説明

接合用セラミック部材の製造方法、接合用セラミック部材、真空スイッチ、及び真空容器

【課題】 低温での焼成でも十分なメタライズの接合強度が得られる接合用セラミック部材の製造方法、接合用セラミック部材、接合体、真空スイッチ、及び真空容器を提供すること。
【解決手段】 金属部材3との接合に用いられるメタライズ層11を備えた接合用セラミック部材1の製造方法であって、W及び/又はMoの高融点金属粉末;70〜97重量%、Ni粉末;1〜10重量%、Mn粉末;5〜10重量%、Ti及び/又はTiH2粉末;0.5〜2重量%、SiO2粉末;2〜15重量%を含有する混合物を、有機バインダと混合してペーストとしてメタライズインクを製造し、該メタライズインクをセラミック焼成体であるセラミック基材9に塗布して焼き付けてメタライズ層11を形成する。

【発明の詳細な説明】
【技術分野】
【0001】
本発明は、例えば金属とセラミックを接合する場合のように、接合強度、気密性等が要求される部材などに関し、接合用セラミック部材の製造方法、接合用セラミック部材、接合体、真空スイッチ、及び真空容器に関するものである。
___
実施課題 — 提示文の「接合用セラミック部材の製造方法、接合用セラミック部材、真空スイッチ、及び真空容器」から「メタライズ層11を形成する。」まで（両端を含む）を、「セラミック基材」を「セラミック基板」に置き換えて書き改めなさい。

(要素の位置データ)
___
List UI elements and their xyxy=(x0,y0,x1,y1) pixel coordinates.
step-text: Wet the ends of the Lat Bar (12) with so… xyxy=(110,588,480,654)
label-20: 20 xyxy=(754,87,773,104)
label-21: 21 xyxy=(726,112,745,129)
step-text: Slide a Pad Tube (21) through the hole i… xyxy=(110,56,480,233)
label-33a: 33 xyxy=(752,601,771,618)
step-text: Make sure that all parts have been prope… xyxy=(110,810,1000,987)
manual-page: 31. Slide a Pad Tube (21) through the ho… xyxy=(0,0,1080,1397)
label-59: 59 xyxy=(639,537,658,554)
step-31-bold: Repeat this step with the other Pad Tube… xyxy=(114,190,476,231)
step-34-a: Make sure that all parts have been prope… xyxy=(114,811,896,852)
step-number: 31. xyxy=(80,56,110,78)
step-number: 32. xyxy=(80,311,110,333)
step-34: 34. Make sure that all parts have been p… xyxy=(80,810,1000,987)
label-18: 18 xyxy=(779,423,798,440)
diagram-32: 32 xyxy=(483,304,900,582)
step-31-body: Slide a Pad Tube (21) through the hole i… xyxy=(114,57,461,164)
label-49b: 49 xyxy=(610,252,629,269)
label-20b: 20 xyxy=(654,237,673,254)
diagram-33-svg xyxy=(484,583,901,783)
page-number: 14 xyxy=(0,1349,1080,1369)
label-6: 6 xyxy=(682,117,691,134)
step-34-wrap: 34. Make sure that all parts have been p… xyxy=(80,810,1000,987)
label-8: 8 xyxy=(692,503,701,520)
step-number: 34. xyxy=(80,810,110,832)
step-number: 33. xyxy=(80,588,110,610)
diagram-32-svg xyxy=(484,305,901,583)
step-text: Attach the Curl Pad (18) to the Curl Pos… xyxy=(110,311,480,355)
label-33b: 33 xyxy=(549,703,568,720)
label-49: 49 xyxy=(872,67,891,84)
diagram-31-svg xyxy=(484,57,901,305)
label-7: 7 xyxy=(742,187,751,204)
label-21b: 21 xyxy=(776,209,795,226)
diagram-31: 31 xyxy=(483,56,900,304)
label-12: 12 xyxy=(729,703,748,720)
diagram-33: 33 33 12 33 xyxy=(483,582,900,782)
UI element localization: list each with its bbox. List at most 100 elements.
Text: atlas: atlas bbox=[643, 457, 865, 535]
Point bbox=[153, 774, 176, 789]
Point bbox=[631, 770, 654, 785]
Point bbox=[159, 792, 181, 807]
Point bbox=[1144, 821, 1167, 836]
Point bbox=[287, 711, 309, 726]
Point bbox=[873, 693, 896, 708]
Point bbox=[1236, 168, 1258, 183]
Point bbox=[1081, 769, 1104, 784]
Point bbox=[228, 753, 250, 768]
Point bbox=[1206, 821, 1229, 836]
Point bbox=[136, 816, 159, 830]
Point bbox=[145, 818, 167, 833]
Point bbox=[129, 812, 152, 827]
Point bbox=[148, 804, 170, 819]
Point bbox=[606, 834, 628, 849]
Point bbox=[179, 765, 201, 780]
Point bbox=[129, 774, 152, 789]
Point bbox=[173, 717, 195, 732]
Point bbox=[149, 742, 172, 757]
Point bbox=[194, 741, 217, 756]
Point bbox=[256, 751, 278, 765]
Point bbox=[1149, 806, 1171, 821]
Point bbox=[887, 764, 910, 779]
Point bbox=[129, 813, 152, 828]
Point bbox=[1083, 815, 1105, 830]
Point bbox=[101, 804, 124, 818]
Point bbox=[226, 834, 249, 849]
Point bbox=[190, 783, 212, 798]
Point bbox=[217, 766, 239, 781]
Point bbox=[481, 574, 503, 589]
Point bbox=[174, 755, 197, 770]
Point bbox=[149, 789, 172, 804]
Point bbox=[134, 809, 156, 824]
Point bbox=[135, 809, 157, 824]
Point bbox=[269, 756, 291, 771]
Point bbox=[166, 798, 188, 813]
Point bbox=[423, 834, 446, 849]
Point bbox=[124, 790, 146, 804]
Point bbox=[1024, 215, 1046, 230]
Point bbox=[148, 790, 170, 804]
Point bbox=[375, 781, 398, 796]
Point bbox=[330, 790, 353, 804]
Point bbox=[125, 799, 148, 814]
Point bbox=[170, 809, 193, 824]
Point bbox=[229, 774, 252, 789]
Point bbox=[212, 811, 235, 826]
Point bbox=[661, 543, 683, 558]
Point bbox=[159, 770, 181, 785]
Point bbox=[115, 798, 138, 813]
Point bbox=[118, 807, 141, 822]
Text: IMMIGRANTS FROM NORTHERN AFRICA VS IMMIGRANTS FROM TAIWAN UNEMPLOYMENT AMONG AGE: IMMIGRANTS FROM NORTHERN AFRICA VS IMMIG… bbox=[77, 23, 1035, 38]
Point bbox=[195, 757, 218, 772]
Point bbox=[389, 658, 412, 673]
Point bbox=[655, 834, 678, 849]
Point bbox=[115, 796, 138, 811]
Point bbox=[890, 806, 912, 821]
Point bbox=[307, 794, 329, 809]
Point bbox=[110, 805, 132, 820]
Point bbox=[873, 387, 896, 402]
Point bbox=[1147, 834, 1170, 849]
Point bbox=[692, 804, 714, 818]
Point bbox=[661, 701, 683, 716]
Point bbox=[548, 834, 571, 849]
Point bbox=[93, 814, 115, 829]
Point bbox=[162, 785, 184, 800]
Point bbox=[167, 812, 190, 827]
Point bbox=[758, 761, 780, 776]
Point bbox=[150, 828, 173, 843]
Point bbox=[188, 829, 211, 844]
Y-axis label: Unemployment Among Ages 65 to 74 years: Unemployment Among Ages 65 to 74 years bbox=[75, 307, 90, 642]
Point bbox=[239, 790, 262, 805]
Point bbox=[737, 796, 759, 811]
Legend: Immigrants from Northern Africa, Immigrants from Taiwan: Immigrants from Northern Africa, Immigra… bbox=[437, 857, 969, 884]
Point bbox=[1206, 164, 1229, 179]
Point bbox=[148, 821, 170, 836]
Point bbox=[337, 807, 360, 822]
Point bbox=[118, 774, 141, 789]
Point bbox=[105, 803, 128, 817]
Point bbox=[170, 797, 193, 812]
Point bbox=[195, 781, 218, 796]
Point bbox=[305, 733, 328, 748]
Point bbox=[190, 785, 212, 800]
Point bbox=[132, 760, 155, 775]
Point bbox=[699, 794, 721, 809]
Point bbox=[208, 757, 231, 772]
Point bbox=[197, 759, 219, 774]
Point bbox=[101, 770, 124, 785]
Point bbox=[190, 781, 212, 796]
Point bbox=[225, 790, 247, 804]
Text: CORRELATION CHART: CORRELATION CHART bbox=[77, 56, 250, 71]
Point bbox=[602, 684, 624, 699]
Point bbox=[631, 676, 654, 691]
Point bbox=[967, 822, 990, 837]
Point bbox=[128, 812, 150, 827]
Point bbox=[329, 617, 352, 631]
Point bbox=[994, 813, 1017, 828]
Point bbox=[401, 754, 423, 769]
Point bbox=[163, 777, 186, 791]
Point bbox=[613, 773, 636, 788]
___
模範解答 —
接合用セラミック部材の製造方法、接合用セラミック部材、真空スイッチ、及び真空容器

【課題】 低温での焼成でも十分なメタライズの接合強度が得られる接合用セラミック部材の製造方法、接合用セラミック部材、接合体、真空スイッチ、及び真空容器を提供すること。
【解決手段】 金属部材3との接合に用いられるメタライズ層11を備えた接合用セラミック部材1の製造方法であって、W及び/又はMoの高融点金属粉末;70〜97重量%、Ni粉末;1〜10重量%、Mn粉末;5〜10重量%、Ti及び/又はTiH2粉末;0.5〜2重量%、SiO2粉末;2〜15重量%を含有する混合物を、有機バインダと混合してペーストとしてメタライズインクを製造し、該メタライズインクをセラミック焼成体であるセラミック基板9に塗布して焼き付けてメタライズ層11を形成する。